[Source data]
- - - - -

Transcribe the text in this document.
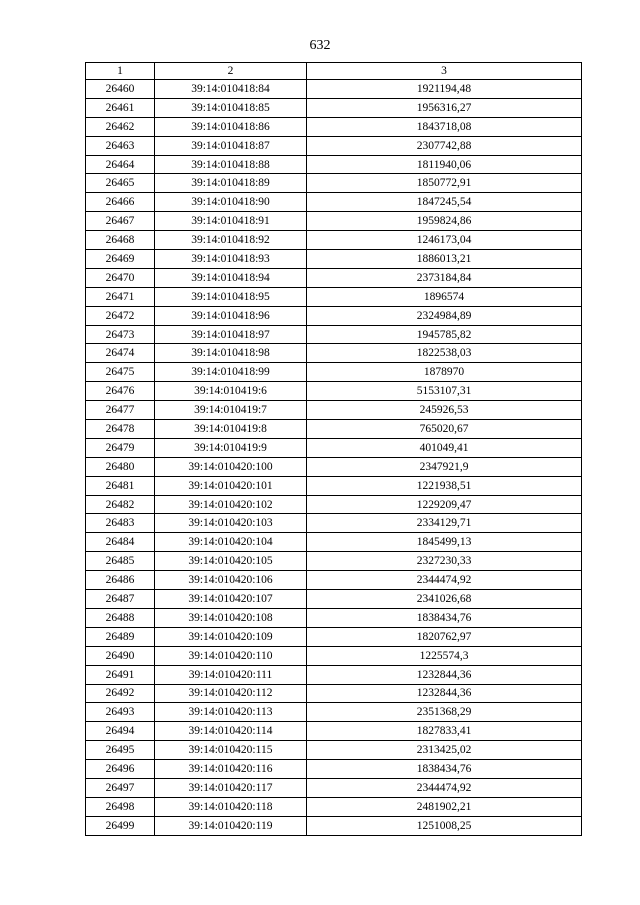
632
1	2	3
26460	39:14:010418:84	1921194,48
26461	39:14:010418:85	1956316,27
26462	39:14:010418:86	1843718,08
26463	39:14:010418:87	2307742,88
26464	39:14:010418:88	1811940,06
26465	39:14:010418:89	1850772,91
26466	39:14:010418:90	1847245,54
26467	39:14:010418:91	1959824,86
26468	39:14:010418:92	1246173,04
26469	39:14:010418:93	1886013,21
26470	39:14:010418:94	2373184,84
26471	39:14:010418:95	1896574
26472	39:14:010418:96	2324984,89
26473	39:14:010418:97	1945785,82
26474	39:14:010418:98	1822538,03
26475	39:14:010418:99	1878970
26476	39:14:010419:6	5153107,31
26477	39:14:010419:7	245926,53
26478	39:14:010419:8	765020,67
26479	39:14:010419:9	401049,41
26480	39:14:010420:100	2347921,9
26481	39:14:010420:101	1221938,51
26482	39:14:010420:102	1229209,47
26483	39:14:010420:103	2334129,71
26484	39:14:010420:104	1845499,13
26485	39:14:010420:105	2327230,33
26486	39:14:010420:106	2344474,92
26487	39:14:010420:107	2341026,68
26488	39:14:010420:108	1838434,76
26489	39:14:010420:109	1820762,97
26490	39:14:010420:110	1225574,3
26491	39:14:010420:111	1232844,36
26492	39:14:010420:112	1232844,36
26493	39:14:010420:113	2351368,29
26494	39:14:010420:114	1827833,41
26495	39:14:010420:115	2313425,02
26496	39:14:010420:116	1838434,76
26497	39:14:010420:117	2344474,92
26498	39:14:010420:118	2481902,21
26499	39:14:010420:119	1251008,25
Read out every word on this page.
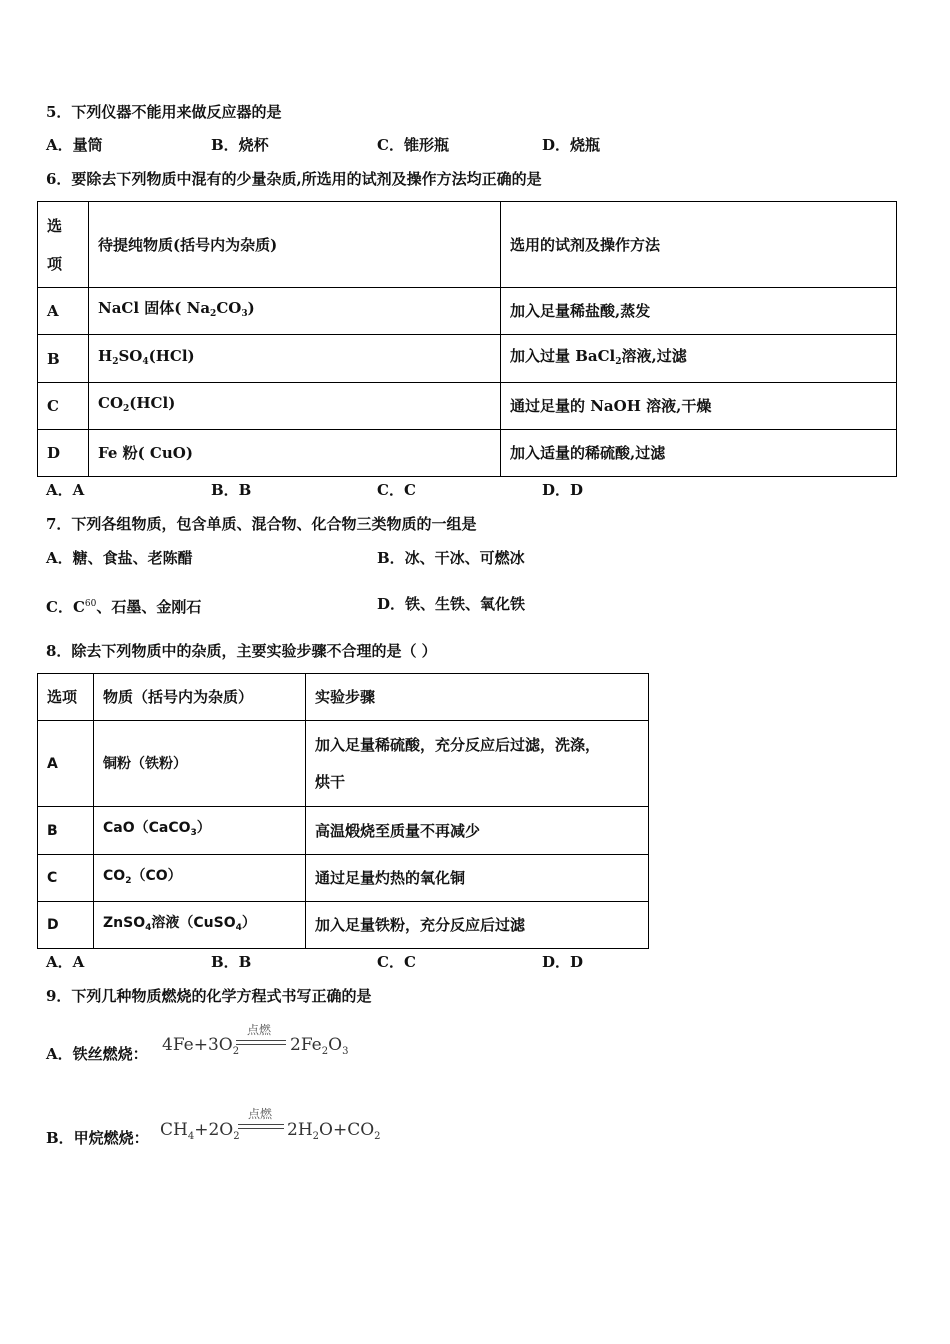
5．下列仪器不能用来做反应器的是
A．量筒	B．烧杯	C．锥形瓶	D．烧瓶
6．要除去下列物质中混有的少量杂质,所选用的试剂及操作方法均正确的是
选
项	待提纯物质(括号内为杂质)	选用的试剂及操作方法
A	NaCl 固体( $Na_2CO_3$)	加入足量稀盐酸,蒸发
B	$H_2SO_4(HCl)$	加入过量 BaCl$_2$溶液,过滤
C	$CO_2(HCl)$	通过足量的 NaOH 溶液,干燥
D	Fe 粉( CuO)	加入适量的稀硫酸,过滤
A．A	B．B	C．C	D．D
7．下列各组物质，包含单质、混合物、化合物三类物质的一组是
A．糖、食盐、老陈醋	B．冰、干冰、可燃冰
C．$C^{60}$、石墨、金刚石	D．铁、生铁、氧化铁
8．除去下列物质中的杂质，主要实验步骤不合理的是（ ）
选项	物质（括号内为杂质）	实验步骤
A	铜粉（铁粉）	加入足量稀硫酸，充分反应后过滤，洗涤，
烘干

B	CaO（CaCO$_3$）	高温煅烧至质量不再减少
C	$CO_2(CO)$	通过足量灼热的氧化铜
D	ZnSO$_4$溶液（CuSO$_4$）	加入足量铁粉，充分反应后过滤
A．A	B．B	C．C	D．D
9．下列几种物质燃烧的化学方程式书写正确的是
A．铁丝燃烧： $4Fe+3O_2$
点燃
$2Fe_2O_3$
B．甲烷燃烧： $CH_4+2O_2$
点燃
$2H_2O+CO_2$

- - - - -

→ WHAT THE TASK REQUIRES
Looking at the entries above, how many lines contain the word "this"? Answer with the number alone.

→ RESPONSE BELOW
2